What is being asked:
Copy the lines that follow, keeping every character the same.

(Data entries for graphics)
───

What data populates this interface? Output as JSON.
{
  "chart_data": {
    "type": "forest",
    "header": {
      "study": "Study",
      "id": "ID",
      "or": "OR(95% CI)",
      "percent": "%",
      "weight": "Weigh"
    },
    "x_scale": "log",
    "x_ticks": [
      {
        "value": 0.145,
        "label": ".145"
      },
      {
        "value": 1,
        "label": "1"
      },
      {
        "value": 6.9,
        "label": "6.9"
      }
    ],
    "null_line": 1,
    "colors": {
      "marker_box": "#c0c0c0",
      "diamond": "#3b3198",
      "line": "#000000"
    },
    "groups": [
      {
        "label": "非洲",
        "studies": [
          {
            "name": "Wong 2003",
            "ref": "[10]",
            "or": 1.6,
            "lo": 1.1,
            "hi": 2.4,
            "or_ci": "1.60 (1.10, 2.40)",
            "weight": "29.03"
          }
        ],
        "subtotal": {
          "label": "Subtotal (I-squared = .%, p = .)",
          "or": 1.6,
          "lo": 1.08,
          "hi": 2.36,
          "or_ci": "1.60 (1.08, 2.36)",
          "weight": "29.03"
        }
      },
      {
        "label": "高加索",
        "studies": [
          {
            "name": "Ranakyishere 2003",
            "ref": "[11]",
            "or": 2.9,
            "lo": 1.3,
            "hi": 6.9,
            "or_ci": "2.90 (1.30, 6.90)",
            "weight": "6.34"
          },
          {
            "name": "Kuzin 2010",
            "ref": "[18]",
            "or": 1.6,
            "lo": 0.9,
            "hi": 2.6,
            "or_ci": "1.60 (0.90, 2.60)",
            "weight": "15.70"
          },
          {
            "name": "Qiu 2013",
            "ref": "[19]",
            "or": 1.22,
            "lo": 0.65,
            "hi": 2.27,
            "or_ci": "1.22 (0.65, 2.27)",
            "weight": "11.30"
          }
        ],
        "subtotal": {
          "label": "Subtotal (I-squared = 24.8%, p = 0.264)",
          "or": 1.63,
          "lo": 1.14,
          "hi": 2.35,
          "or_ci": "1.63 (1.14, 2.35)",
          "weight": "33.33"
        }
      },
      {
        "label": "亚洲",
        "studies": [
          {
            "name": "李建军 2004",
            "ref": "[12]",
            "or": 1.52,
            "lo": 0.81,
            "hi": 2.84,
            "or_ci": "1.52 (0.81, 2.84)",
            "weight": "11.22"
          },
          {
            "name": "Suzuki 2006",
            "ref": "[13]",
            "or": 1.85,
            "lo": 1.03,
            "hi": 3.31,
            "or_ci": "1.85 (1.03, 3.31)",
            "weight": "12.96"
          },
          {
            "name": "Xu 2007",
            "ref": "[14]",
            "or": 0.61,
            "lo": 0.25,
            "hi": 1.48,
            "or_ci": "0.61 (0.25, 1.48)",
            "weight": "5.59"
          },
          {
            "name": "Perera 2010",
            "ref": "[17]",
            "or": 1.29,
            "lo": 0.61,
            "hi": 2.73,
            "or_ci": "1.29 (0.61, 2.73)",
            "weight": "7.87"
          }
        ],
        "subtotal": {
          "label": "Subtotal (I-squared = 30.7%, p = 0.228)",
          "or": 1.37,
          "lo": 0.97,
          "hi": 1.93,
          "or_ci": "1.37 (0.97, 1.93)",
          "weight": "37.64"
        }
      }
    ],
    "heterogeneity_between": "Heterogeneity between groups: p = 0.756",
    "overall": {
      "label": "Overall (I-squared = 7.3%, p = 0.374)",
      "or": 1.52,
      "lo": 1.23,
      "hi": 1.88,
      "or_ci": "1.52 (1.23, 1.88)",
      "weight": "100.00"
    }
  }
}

───

Written response:
What data populates this interface? Output as JSON.
{
  "chart_data": {
    "type": "forest",
    "header": {
      "study": "Study",
      "id": "ID",
      "or": "OR(95% CI)",
      "percent": "%",
      "weight": "Weigh"
    },
    "x_scale": "log",
    "x_ticks": [
      {
        "value": 0.145,
        "label": ".145"
      },
      {
        "value": 1,
        "label": "1"
      },
      {
        "value": 6.9,
        "label": "6.9"
      }
    ],
    "null_line": 1,
    "colors": {
      "marker_box": "#c0c0c0",
      "diamond": "#3b3198",
      "line": "#000000"
    },
    "groups": [
      {
        "label": "非洲",
        "studies": [
          {
            "name": "Wong 2003",
            "ref": "[10]",
            "or": 1.6,
            "lo": 1.1,
            "hi": 2.4,
            "or_ci": "1.60 (1.10, 2.40)",
            "weight": "29.03"
          }
        ],
        "subtotal": {
          "label": "Subtotal (I-squared = .%, p = .)",
          "or": 1.6,
          "lo": 1.08,
          "hi": 2.36,
          "or_ci": "1.60 (1.08, 2.36)",
          "weight": "29.03"
        }
      },
      {
        "label": "高加索",
        "studies": [
          {
            "name": "Ranakyishere 2003",
            "ref": "[11]",
            "or": 2.9,
            "lo": 1.3,
            "hi": 6.9,
            "or_ci": "2.90 (1.30, 6.90)",
            "weight": "6.34"
          },
          {
            "name": "Kuzin 2010",
            "ref": "[18]",
            "or": 1.6,
            "lo": 0.9,
            "hi": 2.6,
            "or_ci": "1.60 (0.90, 2.60)",
            "weight": "15.70"
          },
          {
            "name": "Qiu 2013",
            "ref": "[19]",
            "or": 1.22,
            "lo": 0.65,
            "hi": 2.27,
            "or_ci": "1.22 (0.65, 2.27)",
            "weight": "11.30"
          }
        ],
        "subtotal": {
          "label": "Subtotal (I-squared = 24.8%, p = 0.264)",
          "or": 1.63,
          "lo": 1.14,
          "hi": 2.35,
          "or_ci": "1.63 (1.14, 2.35)",
          "weight": "33.33"
        }
      },
      {
        "label": "亚洲",
        "studies": [
          {
            "name": "李建军 2004",
            "ref": "[12]",
            "or": 1.52,
            "lo": 0.81,
            "hi": 2.84,
            "or_ci": "1.52 (0.81, 2.84)",
            "weight": "11.22"
          },
          {
            "name": "Suzuki 2006",
            "ref": "[13]",
            "or": 1.85,
            "lo": 1.03,
            "hi": 3.31,
            "or_ci": "1.85 (1.03, 3.31)",
            "weight": "12.96"
          },
          {
            "name": "Xu 2007",
            "ref": "[14]",
            "or": 0.61,
            "lo": 0.25,
            "hi": 1.48,
            "or_ci": "0.61 (0.25, 1.48)",
            "weight": "5.59"
          },
          {
            "name": "Perera 2010",
            "ref": "[17]",
            "or": 1.29,
            "lo": 0.61,
            "hi": 2.73,
            "or_ci": "1.29 (0.61, 2.73)",
            "weight": "7.87"
          }
        ],
        "subtotal": {
          "label": "Subtotal (I-squared = 30.7%, p = 0.228)",
          "or": 1.37,
          "lo": 0.97,
          "hi": 1.93,
          "or_ci": "1.37 (0.97, 1.93)",
          "weight": "37.64"
        }
      }
    ],
    "heterogeneity_between": "Heterogeneity between groups: p = 0.756",
    "overall": {
      "label": "Overall (I-squared = 7.3%, p = 0.374)",
      "or": 1.52,
      "lo": 1.23,
      "hi": 1.88,
      "or_ci": "1.52 (1.23, 1.88)",
      "weight": "100.00"
    }
  }
}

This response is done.